> **EXERCISE**
Extract the complete data exactly as given.

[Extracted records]
— begin —
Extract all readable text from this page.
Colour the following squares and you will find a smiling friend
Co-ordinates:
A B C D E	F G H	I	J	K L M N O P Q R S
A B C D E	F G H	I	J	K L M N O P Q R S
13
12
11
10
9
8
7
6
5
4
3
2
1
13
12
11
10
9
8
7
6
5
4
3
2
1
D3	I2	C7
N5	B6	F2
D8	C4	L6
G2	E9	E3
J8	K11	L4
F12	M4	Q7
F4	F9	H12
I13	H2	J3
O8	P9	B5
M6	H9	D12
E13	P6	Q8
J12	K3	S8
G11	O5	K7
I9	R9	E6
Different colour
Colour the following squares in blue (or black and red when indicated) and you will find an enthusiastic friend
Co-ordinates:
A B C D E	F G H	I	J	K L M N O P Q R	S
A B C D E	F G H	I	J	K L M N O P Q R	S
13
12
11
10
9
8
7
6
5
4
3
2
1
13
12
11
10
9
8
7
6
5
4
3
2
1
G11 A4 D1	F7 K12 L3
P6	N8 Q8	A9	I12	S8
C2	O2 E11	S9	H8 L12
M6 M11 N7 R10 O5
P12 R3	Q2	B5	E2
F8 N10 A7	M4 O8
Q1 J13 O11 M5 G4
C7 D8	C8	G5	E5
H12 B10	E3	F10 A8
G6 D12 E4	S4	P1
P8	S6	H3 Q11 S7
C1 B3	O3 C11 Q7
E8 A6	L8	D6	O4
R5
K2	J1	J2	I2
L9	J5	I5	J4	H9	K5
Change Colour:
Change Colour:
— end —
> **SOLVED PROBLEM**
Extract all readable text from this page.
Colour the following squares and you will find a smiling friend
Co-ordinates:
A B C D E	F G H	I	J	K L M N O P Q R S
A B C D E	F G H	I	J	K L M N O P Q R S
13
12
11
10
9
8
7
6
5
4
3
2
1
13
12
11
10
9
8
7
6
5
4
3
2
1
D3	I2	C7
N5	B6	F2
D8	C4	L6
G2	E9	E3
J8	K11	L4
F12	M4	Q7
F4	F9	H12
I13	H2	J3
O8	P9	B5
M6	H9	D12
E13	P6	Q8
J12	K3	S8
G11	O5	K7
I9	R9	E6
Different colour
Colour the following squares in blue (or black and red when indicated) and you will find an enthusiastic friend
Co-ordinates:
A B C D E	F G H	I	J	K L M N O P Q R	S
A B C D E	F G H	I	J	K L M N O P Q R	S
13
12
11
10
9
8
7
6
5
4
3
2
1
13
12
11
10
9
8
7
6
5
4
3
2
1
G11 A4 D1	F7 K12 L3
P6	N8 Q8	A9	I12	S8
C2	O2 E11	S9	H8 L12
M6 M11 N7 R10 O5
P12 R3	Q2	B5	E2
F8 N10 A7	M4 O8
Q1 J13 O11 M5 G4
C7 D8	C8	G5	E5
H12 B10	E3	F10 A8
G6 D12 E4	S4	P1
P8	S6	H3 Q11 S7
C1 B3	O3 C11 Q7
E8 A6	L8	D6	O4
R5
K2	J1	J2	I2
L9	J5	I5	J4	H9	K5
Change Colour:
Change Colour:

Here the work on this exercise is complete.